— Records for the task —
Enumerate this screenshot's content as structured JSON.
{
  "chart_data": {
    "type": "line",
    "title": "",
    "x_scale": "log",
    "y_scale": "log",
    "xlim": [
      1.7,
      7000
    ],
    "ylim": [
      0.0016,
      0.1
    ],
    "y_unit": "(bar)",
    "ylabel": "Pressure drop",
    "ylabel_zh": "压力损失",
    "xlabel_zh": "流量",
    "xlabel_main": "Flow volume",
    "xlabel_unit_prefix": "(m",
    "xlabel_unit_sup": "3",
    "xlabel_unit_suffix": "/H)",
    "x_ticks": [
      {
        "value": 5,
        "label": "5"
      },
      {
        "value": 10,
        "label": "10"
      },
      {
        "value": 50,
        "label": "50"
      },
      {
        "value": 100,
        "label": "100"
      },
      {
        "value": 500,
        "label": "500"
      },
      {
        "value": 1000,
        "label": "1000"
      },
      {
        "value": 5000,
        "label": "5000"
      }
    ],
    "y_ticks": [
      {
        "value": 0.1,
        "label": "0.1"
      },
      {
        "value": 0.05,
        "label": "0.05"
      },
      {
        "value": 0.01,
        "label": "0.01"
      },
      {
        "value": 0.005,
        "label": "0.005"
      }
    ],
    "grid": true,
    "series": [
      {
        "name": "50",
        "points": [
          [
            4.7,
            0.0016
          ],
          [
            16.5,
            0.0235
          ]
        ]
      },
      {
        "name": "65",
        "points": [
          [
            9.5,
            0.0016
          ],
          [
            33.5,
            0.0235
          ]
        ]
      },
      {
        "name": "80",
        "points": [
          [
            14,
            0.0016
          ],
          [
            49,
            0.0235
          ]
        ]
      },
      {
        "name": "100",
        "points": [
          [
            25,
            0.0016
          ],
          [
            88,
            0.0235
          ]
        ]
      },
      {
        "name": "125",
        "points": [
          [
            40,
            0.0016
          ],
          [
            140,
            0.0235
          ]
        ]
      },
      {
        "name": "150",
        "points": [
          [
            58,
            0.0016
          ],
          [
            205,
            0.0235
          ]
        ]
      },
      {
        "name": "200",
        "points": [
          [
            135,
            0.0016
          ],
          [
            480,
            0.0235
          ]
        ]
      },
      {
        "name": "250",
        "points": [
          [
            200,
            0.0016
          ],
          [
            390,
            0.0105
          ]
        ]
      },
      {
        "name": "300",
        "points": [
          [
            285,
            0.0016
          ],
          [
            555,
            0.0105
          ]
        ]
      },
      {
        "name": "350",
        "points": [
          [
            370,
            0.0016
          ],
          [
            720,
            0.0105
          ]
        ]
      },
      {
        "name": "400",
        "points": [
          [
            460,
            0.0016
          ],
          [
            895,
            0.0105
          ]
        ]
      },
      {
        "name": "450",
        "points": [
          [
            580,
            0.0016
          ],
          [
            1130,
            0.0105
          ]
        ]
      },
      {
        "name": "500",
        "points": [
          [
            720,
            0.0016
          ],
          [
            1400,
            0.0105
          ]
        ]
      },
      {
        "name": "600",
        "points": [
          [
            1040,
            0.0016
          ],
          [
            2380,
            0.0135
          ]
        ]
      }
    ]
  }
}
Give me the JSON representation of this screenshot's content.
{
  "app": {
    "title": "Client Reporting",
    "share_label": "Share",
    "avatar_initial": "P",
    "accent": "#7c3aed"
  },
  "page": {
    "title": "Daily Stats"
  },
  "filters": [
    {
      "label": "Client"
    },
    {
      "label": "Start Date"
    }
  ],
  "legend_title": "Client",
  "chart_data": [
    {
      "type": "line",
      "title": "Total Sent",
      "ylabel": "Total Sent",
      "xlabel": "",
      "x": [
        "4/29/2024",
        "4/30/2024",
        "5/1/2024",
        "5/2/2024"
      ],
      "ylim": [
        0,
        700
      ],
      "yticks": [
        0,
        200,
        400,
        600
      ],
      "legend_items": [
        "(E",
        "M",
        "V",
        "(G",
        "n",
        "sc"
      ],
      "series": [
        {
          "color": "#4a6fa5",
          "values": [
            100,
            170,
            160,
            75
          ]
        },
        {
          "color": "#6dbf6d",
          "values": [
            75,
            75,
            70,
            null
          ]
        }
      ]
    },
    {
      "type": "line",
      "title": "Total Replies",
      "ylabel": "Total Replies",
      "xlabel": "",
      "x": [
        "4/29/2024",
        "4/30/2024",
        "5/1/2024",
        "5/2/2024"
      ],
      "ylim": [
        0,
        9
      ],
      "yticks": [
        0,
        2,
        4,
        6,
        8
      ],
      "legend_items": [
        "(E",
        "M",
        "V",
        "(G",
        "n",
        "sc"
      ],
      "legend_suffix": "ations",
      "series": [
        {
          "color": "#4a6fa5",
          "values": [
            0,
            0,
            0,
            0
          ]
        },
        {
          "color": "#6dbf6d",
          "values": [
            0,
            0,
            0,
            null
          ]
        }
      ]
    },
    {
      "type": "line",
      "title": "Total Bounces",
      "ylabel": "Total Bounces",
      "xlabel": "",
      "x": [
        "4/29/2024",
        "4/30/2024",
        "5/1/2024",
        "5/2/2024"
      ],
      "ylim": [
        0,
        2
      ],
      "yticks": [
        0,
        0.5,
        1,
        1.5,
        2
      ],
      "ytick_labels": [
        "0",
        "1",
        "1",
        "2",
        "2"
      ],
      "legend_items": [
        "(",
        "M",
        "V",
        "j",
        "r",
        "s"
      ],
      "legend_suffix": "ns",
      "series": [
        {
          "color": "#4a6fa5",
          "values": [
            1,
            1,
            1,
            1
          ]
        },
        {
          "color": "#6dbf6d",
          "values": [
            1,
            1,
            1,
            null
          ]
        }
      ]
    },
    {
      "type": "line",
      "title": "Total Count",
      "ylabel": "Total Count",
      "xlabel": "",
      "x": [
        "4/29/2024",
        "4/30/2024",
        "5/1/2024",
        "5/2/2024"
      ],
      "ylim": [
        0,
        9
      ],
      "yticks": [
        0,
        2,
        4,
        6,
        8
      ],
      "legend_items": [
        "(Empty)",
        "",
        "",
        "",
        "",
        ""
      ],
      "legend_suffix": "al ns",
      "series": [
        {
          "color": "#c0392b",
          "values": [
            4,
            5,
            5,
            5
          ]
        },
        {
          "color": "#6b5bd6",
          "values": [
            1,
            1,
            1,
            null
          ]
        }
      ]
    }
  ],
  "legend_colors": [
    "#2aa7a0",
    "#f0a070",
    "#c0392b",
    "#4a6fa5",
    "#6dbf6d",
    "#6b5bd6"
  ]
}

— What the exercise asks —
The entries above must be returned in full, exactly as shown.

— Reply to the exercise —
Enumerate this screenshot's content as structured JSON.
{
  "chart_data": {
    "type": "line",
    "title": "",
    "x_scale": "log",
    "y_scale": "log",
    "xlim": [
      1.7,
      7000
    ],
    "ylim": [
      0.0016,
      0.1
    ],
    "y_unit": "(bar)",
    "ylabel": "Pressure drop",
    "ylabel_zh": "压力损失",
    "xlabel_zh": "流量",
    "xlabel_main": "Flow volume",
    "xlabel_unit_prefix": "(m",
    "xlabel_unit_sup": "3",
    "xlabel_unit_suffix": "/H)",
    "x_ticks": [
      {
        "value": 5,
        "label": "5"
      },
      {
        "value": 10,
        "label": "10"
      },
      {
        "value": 50,
        "label": "50"
      },
      {
        "value": 100,
        "label": "100"
      },
      {
        "value": 500,
        "label": "500"
      },
      {
        "value": 1000,
        "label": "1000"
      },
      {
        "value": 5000,
        "label": "5000"
      }
    ],
    "y_ticks": [
      {
        "value": 0.1,
        "label": "0.1"
      },
      {
        "value": 0.05,
        "label": "0.05"
      },
      {
        "value": 0.01,
        "label": "0.01"
      },
      {
        "value": 0.005,
        "label": "0.005"
      }
    ],
    "grid": true,
    "series": [
      {
        "name": "50",
        "points": [
          [
            4.7,
            0.0016
          ],
          [
            16.5,
            0.0235
          ]
        ]
      },
      {
        "name": "65",
        "points": [
          [
            9.5,
            0.0016
          ],
          [
            33.5,
            0.0235
          ]
        ]
      },
      {
        "name": "80",
        "points": [
          [
            14,
            0.0016
          ],
          [
            49,
            0.0235
          ]
        ]
      },
      {
        "name": "100",
        "points": [
          [
            25,
            0.0016
          ],
          [
            88,
            0.0235
          ]
        ]
      },
      {
        "name": "125",
        "points": [
          [
            40,
            0.0016
          ],
          [
            140,
            0.0235
          ]
        ]
      },
      {
        "name": "150",
        "points": [
          [
            58,
            0.0016
          ],
          [
            205,
            0.0235
          ]
        ]
      },
      {
        "name": "200",
        "points": [
          [
            135,
            0.0016
          ],
          [
            480,
            0.0235
          ]
        ]
      },
      {
        "name": "250",
        "points": [
          [
            200,
            0.0016
          ],
          [
            390,
            0.0105
          ]
        ]
      },
      {
        "name": "300",
        "points": [
          [
            285,
            0.0016
          ],
          [
            555,
            0.0105
          ]
        ]
      },
      {
        "name": "350",
        "points": [
          [
            370,
            0.0016
          ],
          [
            720,
            0.0105
          ]
        ]
      },
      {
        "name": "400",
        "points": [
          [
            460,
            0.0016
          ],
          [
            895,
            0.0105
          ]
        ]
      },
      {
        "name": "450",
        "points": [
          [
            580,
            0.0016
          ],
          [
            1130,
            0.0105
          ]
        ]
      },
      {
        "name": "500",
        "points": [
          [
            720,
            0.0016
          ],
          [
            1400,
            0.0105
          ]
        ]
      },
      {
        "name": "600",
        "points": [
          [
            1040,
            0.0016
          ],
          [
            2380,
            0.0135
          ]
        ]
      }
    ]
  }
}
Give me the JSON representation of this screenshot's content.
{
  "app": {
    "title": "Client Reporting",
    "share_label": "Share",
    "avatar_initial": "P",
    "accent": "#7c3aed"
  },
  "page": {
    "title": "Daily Stats"
  },
  "filters": [
    {
      "label": "Client"
    },
    {
      "label": "Start Date"
    }
  ],
  "legend_title": "Client",
  "chart_data": [
    {
      "type": "line",
      "title": "Total Sent",
      "ylabel": "Total Sent",
      "xlabel": "",
      "x": [
        "4/29/2024",
        "4/30/2024",
        "5/1/2024",
        "5/2/2024"
      ],
      "ylim": [
        0,
        700
      ],
      "yticks": [
        0,
        200,
        400,
        600
      ],
      "legend_items": [
        "(E",
        "M",
        "V",
        "(G",
        "n",
        "sc"
      ],
      "series": [
        {
          "color": "#4a6fa5",
          "values": [
            100,
            170,
            160,
            75
          ]
        },
        {
          "color": "#6dbf6d",
          "values": [
            75,
            75,
            70,
            null
          ]
        }
      ]
    },
    {
      "type": "line",
      "title": "Total Replies",
      "ylabel": "Total Replies",
      "xlabel": "",
      "x": [
        "4/29/2024",
        "4/30/2024",
        "5/1/2024",
        "5/2/2024"
      ],
      "ylim": [
        0,
        9
      ],
      "yticks": [
        0,
        2,
        4,
        6,
        8
      ],
      "legend_items": [
        "(E",
        "M",
        "V",
        "(G",
        "n",
        "sc"
      ],
      "legend_suffix": "ations",
      "series": [
        {
          "color": "#4a6fa5",
          "values": [
            0,
            0,
            0,
            0
          ]
        },
        {
          "color": "#6dbf6d",
          "values": [
            0,
            0,
            0,
            null
          ]
        }
      ]
    },
    {
      "type": "line",
      "title": "Total Bounces",
      "ylabel": "Total Bounces",
      "xlabel": "",
      "x": [
        "4/29/2024",
        "4/30/2024",
        "5/1/2024",
        "5/2/2024"
      ],
      "ylim": [
        0,
        2
      ],
      "yticks": [
        0,
        0.5,
        1,
        1.5,
        2
      ],
      "ytick_labels": [
        "0",
        "1",
        "1",
        "2",
        "2"
      ],
      "legend_items": [
        "(",
        "M",
        "V",
        "j",
        "r",
        "s"
      ],
      "legend_suffix": "ns",
      "series": [
        {
          "color": "#4a6fa5",
          "values": [
            1,
            1,
            1,
            1
          ]
        },
        {
          "color": "#6dbf6d",
          "values": [
            1,
            1,
            1,
            null
          ]
        }
      ]
    },
    {
      "type": "line",
      "title": "Total Count",
      "ylabel": "Total Count",
      "xlabel": "",
      "x": [
        "4/29/2024",
        "4/30/2024",
        "5/1/2024",
        "5/2/2024"
      ],
      "ylim": [
        0,
        9
      ],
      "yticks": [
        0,
        2,
        4,
        6,
        8
      ],
      "legend_items": [
        "(Empty)",
        "",
        "",
        "",
        "",
        ""
      ],
      "legend_suffix": "al ns",
      "series": [
        {
          "color": "#c0392b",
          "values": [
            4,
            5,
            5,
            5
          ]
        },
        {
          "color": "#6b5bd6",
          "values": [
            1,
            1,
            1,
            null
          ]
        }
      ]
    }
  ],
  "legend_colors": [
    "#2aa7a0",
    "#f0a070",
    "#c0392b",
    "#4a6fa5",
    "#6dbf6d",
    "#6b5bd6"
  ]
}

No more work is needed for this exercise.